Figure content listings
******
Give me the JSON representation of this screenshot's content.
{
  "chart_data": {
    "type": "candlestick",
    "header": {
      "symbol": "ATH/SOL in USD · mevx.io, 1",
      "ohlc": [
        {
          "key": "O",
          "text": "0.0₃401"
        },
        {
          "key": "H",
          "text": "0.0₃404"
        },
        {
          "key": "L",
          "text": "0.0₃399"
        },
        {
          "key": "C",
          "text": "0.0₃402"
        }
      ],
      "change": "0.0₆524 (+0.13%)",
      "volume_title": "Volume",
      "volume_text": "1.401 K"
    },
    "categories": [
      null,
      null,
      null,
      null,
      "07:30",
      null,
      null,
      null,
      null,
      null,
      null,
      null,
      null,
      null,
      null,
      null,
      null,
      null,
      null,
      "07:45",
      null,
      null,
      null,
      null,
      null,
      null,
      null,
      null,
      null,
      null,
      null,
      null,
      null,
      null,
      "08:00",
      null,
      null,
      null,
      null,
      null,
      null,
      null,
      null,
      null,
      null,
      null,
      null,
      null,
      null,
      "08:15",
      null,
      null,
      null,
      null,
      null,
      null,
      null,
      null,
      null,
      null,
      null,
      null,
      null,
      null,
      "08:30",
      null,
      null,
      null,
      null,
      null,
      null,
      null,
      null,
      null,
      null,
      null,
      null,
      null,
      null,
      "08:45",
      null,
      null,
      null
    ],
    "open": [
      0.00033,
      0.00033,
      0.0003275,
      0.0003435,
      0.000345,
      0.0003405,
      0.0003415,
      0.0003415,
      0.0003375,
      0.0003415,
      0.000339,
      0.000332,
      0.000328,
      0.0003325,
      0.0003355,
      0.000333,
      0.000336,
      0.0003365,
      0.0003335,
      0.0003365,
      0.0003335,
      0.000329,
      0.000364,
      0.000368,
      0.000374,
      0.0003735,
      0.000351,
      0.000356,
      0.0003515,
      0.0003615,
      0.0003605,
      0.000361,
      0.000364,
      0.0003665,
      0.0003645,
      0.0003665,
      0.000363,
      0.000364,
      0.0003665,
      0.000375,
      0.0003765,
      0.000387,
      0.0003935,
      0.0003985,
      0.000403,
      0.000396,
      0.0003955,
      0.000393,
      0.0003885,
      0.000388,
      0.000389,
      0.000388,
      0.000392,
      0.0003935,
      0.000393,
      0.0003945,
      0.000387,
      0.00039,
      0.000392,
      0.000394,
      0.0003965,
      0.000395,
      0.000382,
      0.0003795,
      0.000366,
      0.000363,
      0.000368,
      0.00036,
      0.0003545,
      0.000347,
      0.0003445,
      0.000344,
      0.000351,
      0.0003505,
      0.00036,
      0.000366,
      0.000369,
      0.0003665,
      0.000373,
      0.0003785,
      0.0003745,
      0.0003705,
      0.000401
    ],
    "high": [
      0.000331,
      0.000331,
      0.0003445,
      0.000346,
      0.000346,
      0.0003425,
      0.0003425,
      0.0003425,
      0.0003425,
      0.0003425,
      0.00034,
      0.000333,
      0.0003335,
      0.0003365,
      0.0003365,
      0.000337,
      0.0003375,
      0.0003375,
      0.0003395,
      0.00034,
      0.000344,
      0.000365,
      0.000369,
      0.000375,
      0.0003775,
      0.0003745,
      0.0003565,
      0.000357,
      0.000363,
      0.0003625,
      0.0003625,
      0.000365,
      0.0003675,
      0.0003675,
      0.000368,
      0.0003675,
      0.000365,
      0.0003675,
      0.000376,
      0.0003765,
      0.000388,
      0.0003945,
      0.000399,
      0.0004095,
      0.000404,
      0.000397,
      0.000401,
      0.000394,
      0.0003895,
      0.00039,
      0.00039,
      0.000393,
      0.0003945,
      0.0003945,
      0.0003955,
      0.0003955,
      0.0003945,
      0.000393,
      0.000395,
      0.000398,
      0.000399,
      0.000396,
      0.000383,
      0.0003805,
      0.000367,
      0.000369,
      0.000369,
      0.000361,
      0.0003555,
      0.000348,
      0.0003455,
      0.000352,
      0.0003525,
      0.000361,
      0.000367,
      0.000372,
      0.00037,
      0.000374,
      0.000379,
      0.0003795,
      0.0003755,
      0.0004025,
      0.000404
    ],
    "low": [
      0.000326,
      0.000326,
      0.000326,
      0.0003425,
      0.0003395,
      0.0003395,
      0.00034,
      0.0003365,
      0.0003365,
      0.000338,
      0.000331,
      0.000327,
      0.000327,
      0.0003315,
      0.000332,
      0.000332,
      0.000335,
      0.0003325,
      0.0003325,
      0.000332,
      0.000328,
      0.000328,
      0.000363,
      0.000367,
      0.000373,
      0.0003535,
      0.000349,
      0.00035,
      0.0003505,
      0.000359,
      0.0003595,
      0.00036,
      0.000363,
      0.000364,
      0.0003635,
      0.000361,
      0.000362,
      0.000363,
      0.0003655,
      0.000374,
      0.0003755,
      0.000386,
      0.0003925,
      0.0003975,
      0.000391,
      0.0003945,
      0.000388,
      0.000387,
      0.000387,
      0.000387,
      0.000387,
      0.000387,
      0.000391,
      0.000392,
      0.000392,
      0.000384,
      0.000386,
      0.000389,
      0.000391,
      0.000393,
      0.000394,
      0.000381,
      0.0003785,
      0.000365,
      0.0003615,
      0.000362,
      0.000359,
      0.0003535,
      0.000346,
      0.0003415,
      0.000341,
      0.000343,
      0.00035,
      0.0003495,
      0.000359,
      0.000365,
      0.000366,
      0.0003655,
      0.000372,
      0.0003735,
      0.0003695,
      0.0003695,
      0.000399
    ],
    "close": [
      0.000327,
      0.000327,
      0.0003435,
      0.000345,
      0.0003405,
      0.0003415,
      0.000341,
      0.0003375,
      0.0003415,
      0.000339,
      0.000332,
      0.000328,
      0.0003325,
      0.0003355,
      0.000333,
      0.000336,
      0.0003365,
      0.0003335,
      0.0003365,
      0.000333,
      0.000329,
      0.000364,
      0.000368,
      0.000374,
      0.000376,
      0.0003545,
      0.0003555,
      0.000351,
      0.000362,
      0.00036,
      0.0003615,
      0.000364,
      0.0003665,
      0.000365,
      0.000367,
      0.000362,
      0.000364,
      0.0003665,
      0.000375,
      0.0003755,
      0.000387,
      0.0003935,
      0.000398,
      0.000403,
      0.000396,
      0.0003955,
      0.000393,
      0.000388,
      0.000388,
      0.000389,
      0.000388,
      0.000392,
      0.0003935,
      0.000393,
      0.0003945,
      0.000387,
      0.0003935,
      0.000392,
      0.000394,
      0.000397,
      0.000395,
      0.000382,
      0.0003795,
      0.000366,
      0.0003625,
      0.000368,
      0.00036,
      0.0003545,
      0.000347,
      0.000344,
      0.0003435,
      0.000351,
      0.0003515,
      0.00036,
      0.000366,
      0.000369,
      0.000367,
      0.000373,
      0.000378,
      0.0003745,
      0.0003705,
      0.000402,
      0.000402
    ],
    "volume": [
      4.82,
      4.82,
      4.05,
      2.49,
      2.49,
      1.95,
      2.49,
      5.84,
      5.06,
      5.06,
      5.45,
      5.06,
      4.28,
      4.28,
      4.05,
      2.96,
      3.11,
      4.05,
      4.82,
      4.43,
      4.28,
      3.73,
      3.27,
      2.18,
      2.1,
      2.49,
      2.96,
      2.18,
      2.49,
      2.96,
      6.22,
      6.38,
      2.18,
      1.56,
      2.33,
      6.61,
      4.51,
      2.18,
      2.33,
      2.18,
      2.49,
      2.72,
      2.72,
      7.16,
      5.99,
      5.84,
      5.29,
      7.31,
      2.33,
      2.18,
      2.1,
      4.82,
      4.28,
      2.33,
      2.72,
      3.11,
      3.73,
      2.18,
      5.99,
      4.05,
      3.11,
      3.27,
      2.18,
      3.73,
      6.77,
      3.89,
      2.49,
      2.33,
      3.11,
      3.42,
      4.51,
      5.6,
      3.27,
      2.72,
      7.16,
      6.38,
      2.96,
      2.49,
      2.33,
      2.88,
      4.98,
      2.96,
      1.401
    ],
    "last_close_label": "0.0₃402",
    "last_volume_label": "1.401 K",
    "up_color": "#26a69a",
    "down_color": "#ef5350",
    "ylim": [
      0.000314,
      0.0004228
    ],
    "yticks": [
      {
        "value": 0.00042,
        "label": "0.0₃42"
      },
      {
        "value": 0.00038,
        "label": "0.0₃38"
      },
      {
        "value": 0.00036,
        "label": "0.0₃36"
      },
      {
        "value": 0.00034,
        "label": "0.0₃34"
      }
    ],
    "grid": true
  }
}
******
• [Work to complete]: Point out every line holding the string "value" and copy it.

• [Correct output]:
        "value": 0.00042,
        "value": 0.00038,
        "value": 0.00036,
        "value": 0.00034,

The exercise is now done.